• Request:
Look for "text" in each line of the entries, and return the matching lines.
== == ==
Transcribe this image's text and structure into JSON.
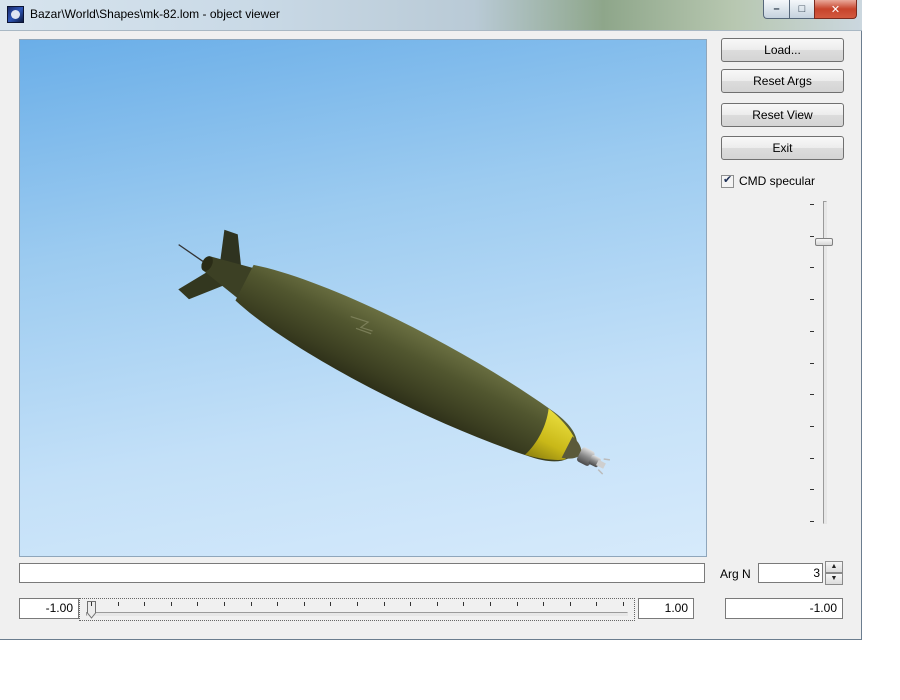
{
  "window": {
    "title": "Bazar\\World\\Shapes\\mk-82.lom - object viewer",
    "caption": {
      "minimize": "–",
      "maximize": "□",
      "close": "✕"
    }
  },
  "viewport": {
    "object": "mk-82 bomb model",
    "colors": {
      "sky_top": "#6aaee8",
      "sky_bottom": "#d6eafb",
      "body": "#4f5431",
      "nose_band": "#d4c51a"
    }
  },
  "buttons": {
    "load": "Load...",
    "reset_args": "Reset Args",
    "reset_view": "Reset View",
    "exit": "Exit"
  },
  "options": {
    "cmd_specular_label": "CMD specular",
    "cmd_specular_checked": true
  },
  "vertical_slider": {
    "tick_count": 11,
    "level_fraction": 0.12
  },
  "status": {
    "text": ""
  },
  "arg": {
    "label": "Arg N",
    "value": "3"
  },
  "range": {
    "min": "-1.00",
    "max": "1.00",
    "value": "-1.00",
    "tick_count": 21
  }
}
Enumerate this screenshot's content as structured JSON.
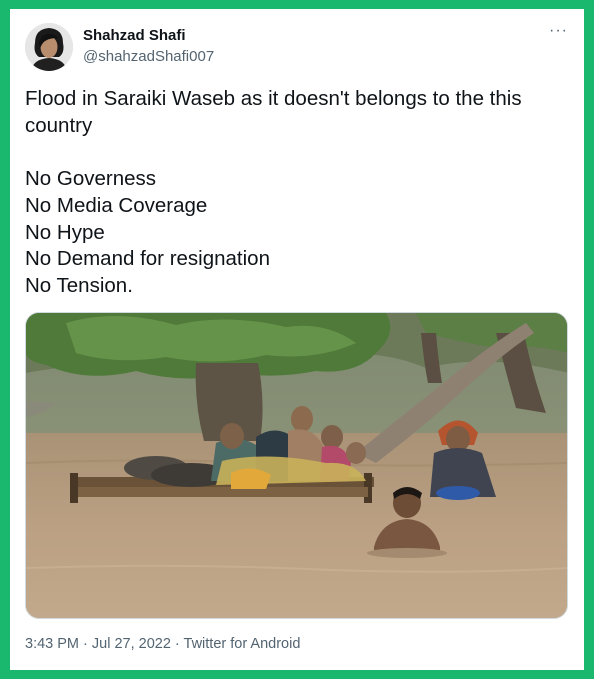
{
  "author": {
    "name": "Shahzad Shafi",
    "handle": "@shahzadShafi007"
  },
  "tweet": {
    "text": "Flood in Saraiki Waseb as it doesn't belongs to the this country\n\nNo Governess\nNo Media Coverage\nNo Hype\nNo Demand for resignation\nNo Tension."
  },
  "more_label": "···",
  "meta": {
    "time": "3:43 PM",
    "sep": " · ",
    "date": "Jul 27, 2022",
    "source": "Twitter for Android"
  },
  "colors": {
    "frame": "#19b86e",
    "text": "#0f1419",
    "secondary": "#536471",
    "water": "#b49a79"
  }
}
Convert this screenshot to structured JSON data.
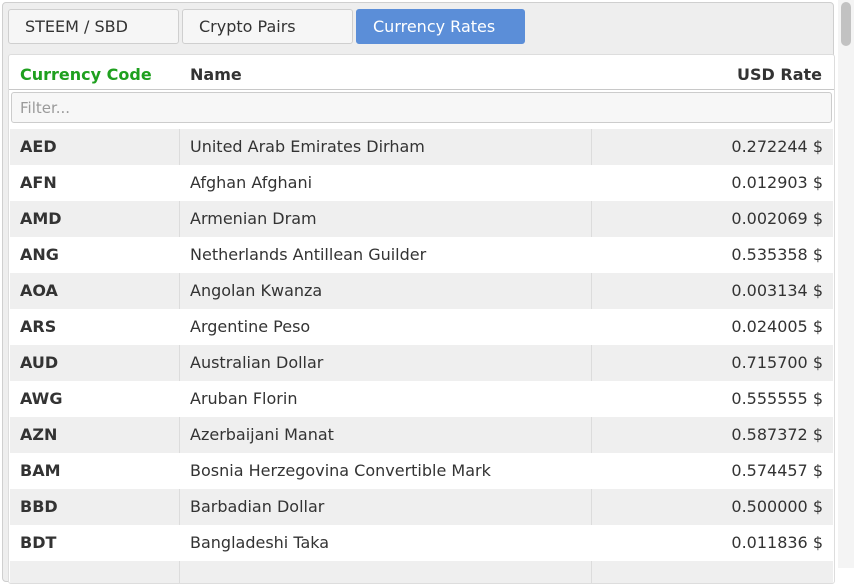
{
  "colors": {
    "active_tab_bg": "#5b8ed8",
    "code_header_color": "#1fa01f"
  },
  "tabs": [
    {
      "label": "STEEM / SBD",
      "active": false
    },
    {
      "label": "Crypto Pairs",
      "active": false
    },
    {
      "label": "Currency Rates",
      "active": true
    }
  ],
  "table": {
    "headers": {
      "code": "Currency Code",
      "name": "Name",
      "rate": "USD Rate"
    },
    "filter_placeholder": "Filter...",
    "rows": [
      {
        "code": "AED",
        "name": "United Arab Emirates Dirham",
        "rate": "0.272244 $"
      },
      {
        "code": "AFN",
        "name": "Afghan Afghani",
        "rate": "0.012903 $"
      },
      {
        "code": "AMD",
        "name": "Armenian Dram",
        "rate": "0.002069 $"
      },
      {
        "code": "ANG",
        "name": "Netherlands Antillean Guilder",
        "rate": "0.535358 $"
      },
      {
        "code": "AOA",
        "name": "Angolan Kwanza",
        "rate": "0.003134 $"
      },
      {
        "code": "ARS",
        "name": "Argentine Peso",
        "rate": "0.024005 $"
      },
      {
        "code": "AUD",
        "name": "Australian Dollar",
        "rate": "0.715700 $"
      },
      {
        "code": "AWG",
        "name": "Aruban Florin",
        "rate": "0.555555 $"
      },
      {
        "code": "AZN",
        "name": "Azerbaijani Manat",
        "rate": "0.587372 $"
      },
      {
        "code": "BAM",
        "name": "Bosnia Herzegovina Convertible Mark",
        "rate": "0.574457 $"
      },
      {
        "code": "BBD",
        "name": "Barbadian Dollar",
        "rate": "0.500000 $"
      },
      {
        "code": "BDT",
        "name": "Bangladeshi Taka",
        "rate": "0.011836 $"
      },
      {
        "code": "",
        "name": "",
        "rate": ""
      }
    ]
  }
}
== == ==
• Solution below:
Transcribe this image's text and structure into JSON.
    "text": ""
    "text": "Flood in Saraiki Waseb as it doesn't belongs to the this country\n\nNo Governess\nNo Media Coverage\nNo Hype\nNo Demand for resignation\nNo Tension."
    "text": "#0f1419",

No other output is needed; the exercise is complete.